- _Aim_: What is needed here is an exact copy of every entry.

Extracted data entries
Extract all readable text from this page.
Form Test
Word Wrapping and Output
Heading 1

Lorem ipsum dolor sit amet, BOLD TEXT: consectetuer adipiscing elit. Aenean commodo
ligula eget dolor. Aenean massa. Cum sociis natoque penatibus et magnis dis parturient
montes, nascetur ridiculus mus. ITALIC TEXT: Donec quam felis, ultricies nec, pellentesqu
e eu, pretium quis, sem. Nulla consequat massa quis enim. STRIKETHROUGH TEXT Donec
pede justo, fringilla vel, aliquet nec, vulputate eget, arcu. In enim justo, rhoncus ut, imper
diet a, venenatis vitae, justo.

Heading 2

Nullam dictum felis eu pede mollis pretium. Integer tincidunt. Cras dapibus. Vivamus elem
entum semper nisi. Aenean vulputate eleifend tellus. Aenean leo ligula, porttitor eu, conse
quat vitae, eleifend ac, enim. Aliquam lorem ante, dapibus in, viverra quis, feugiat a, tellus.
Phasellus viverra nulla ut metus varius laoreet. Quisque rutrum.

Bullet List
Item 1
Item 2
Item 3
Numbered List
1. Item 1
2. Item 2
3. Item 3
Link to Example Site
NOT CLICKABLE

- _Exercise output_:
Extract all readable text from this page.
Form Test
Word Wrapping and Output
Heading 1

Lorem ipsum dolor sit amet, BOLD TEXT: consectetuer adipiscing elit. Aenean commodo
ligula eget dolor. Aenean massa. Cum sociis natoque penatibus et magnis dis parturient
montes, nascetur ridiculus mus. ITALIC TEXT: Donec quam felis, ultricies nec, pellentesqu
e eu, pretium quis, sem. Nulla consequat massa quis enim. STRIKETHROUGH TEXT Donec
pede justo, fringilla vel, aliquet nec, vulputate eget, arcu. In enim justo, rhoncus ut, imper
diet a, venenatis vitae, justo.

Heading 2

Nullam dictum felis eu pede mollis pretium. Integer tincidunt. Cras dapibus. Vivamus elem
entum semper nisi. Aenean vulputate eleifend tellus. Aenean leo ligula, porttitor eu, conse
quat vitae, eleifend ac, enim. Aliquam lorem ante, dapibus in, viverra quis, feugiat a, tellus.
Phasellus viverra nulla ut metus varius laoreet. Quisque rutrum.

Bullet List
Item 1
Item 2
Item 3
Numbered List
1. Item 1
2. Item 2
3. Item 3
Link to Example Site
NOT CLICKABLE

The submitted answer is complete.